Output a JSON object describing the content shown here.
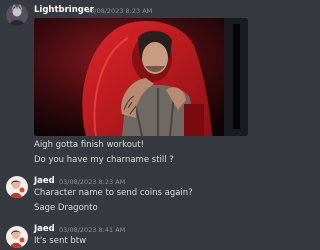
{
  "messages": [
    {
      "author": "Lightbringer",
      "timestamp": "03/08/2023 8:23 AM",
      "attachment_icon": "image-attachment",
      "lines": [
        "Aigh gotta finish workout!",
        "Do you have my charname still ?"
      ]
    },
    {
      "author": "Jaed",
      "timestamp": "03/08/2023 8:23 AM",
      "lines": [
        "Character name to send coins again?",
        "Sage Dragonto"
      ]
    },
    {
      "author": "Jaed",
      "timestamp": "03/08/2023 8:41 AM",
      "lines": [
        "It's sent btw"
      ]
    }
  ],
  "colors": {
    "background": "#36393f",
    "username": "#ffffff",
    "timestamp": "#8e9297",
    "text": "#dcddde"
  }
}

..........

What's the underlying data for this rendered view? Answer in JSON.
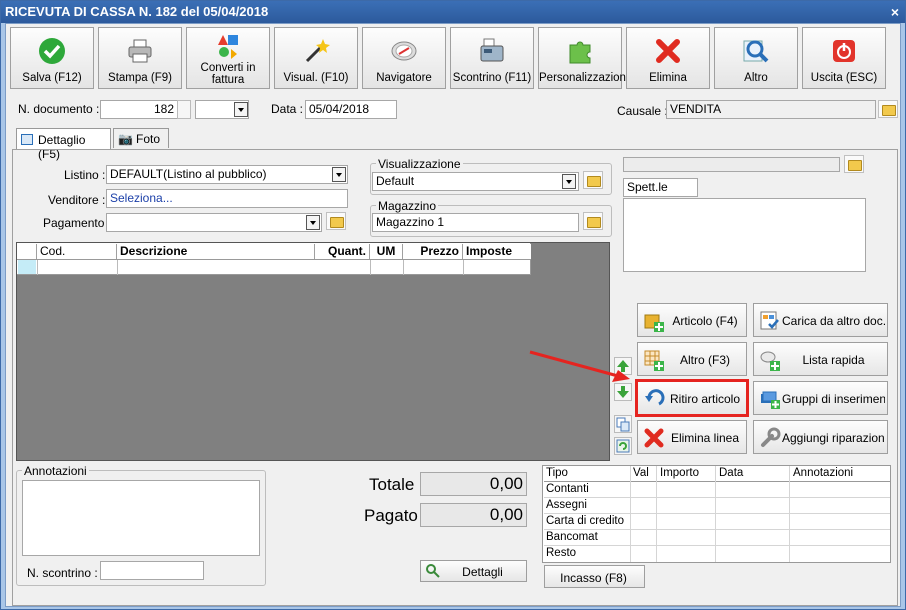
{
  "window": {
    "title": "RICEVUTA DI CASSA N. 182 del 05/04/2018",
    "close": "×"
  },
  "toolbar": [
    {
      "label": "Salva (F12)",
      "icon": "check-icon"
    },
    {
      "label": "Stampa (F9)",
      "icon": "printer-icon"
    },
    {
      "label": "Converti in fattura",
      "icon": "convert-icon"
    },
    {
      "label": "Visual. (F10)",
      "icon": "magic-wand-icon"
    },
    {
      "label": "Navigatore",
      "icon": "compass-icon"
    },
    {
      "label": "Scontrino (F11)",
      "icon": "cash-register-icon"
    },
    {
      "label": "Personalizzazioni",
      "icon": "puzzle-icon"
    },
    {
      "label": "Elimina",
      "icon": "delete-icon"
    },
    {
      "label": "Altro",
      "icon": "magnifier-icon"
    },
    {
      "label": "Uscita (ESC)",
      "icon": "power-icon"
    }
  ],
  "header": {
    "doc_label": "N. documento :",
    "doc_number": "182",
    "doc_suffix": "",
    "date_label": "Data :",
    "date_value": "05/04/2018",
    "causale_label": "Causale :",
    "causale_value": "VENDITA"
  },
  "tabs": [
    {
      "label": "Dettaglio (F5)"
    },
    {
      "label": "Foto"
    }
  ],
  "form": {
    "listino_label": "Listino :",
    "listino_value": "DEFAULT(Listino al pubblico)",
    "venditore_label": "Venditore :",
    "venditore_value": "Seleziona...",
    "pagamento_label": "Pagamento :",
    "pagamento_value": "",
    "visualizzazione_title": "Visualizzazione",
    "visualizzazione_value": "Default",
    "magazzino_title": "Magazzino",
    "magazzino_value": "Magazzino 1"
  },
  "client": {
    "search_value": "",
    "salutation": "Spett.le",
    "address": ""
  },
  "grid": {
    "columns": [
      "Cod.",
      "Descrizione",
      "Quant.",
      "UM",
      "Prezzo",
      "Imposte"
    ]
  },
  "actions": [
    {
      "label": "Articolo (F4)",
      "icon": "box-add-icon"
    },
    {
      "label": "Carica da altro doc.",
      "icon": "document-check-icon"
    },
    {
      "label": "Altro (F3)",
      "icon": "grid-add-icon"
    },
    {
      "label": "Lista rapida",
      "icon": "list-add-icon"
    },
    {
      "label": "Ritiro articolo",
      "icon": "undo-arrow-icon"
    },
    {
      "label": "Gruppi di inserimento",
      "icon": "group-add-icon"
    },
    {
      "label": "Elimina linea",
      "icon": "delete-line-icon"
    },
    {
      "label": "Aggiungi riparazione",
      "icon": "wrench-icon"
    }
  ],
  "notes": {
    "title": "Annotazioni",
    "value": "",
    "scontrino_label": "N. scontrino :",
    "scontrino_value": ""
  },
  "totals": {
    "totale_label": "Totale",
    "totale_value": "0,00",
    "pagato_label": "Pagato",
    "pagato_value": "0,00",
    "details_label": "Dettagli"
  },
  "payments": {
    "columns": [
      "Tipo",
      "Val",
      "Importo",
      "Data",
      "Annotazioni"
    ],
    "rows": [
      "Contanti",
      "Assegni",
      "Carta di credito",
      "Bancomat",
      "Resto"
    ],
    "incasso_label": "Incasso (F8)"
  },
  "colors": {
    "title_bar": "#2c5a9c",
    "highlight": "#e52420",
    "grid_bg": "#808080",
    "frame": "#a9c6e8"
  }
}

..........

**Work to be completed**
Within the records above, how many lines include the word "check"? State the number by itself.

**The reply**
2